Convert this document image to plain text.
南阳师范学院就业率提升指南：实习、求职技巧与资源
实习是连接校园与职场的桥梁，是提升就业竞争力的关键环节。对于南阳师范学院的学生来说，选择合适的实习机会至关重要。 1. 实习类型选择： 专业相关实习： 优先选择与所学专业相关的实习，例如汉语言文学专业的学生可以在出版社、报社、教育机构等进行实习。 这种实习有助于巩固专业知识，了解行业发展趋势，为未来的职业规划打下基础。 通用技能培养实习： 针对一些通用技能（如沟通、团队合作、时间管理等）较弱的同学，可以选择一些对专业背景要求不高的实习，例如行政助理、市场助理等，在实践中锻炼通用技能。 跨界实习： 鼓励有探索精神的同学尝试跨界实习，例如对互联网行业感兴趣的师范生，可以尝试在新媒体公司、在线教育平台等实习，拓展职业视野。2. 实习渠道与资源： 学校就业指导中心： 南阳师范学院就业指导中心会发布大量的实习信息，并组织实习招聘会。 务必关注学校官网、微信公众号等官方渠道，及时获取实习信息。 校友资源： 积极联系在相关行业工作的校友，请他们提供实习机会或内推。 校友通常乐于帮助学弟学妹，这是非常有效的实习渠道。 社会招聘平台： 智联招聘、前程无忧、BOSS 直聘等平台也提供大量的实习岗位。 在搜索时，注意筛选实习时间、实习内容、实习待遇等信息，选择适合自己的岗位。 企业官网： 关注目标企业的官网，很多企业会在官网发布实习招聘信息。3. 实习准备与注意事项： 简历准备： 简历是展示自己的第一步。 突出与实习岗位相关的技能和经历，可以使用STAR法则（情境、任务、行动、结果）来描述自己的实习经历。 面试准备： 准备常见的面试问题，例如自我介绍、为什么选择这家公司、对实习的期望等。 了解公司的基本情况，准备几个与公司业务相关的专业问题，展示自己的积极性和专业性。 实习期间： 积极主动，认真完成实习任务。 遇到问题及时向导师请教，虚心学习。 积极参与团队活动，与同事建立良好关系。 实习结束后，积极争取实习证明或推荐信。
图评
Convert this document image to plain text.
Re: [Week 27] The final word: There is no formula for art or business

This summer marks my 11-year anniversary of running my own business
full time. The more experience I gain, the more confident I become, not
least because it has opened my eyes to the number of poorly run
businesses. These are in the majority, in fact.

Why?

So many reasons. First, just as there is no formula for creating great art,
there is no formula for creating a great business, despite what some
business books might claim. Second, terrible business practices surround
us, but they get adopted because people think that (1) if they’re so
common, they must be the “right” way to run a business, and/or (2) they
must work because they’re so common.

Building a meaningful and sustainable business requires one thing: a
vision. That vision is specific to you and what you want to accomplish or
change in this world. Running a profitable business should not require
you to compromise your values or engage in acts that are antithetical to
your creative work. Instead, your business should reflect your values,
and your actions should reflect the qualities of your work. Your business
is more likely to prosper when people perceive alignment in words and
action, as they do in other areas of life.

......

**Exercise task**
Pull out every line in the data above that has the word "must".

**Output below**
common, they must be the “right” way to run a business, and/or (2) they
must work because they’re so common.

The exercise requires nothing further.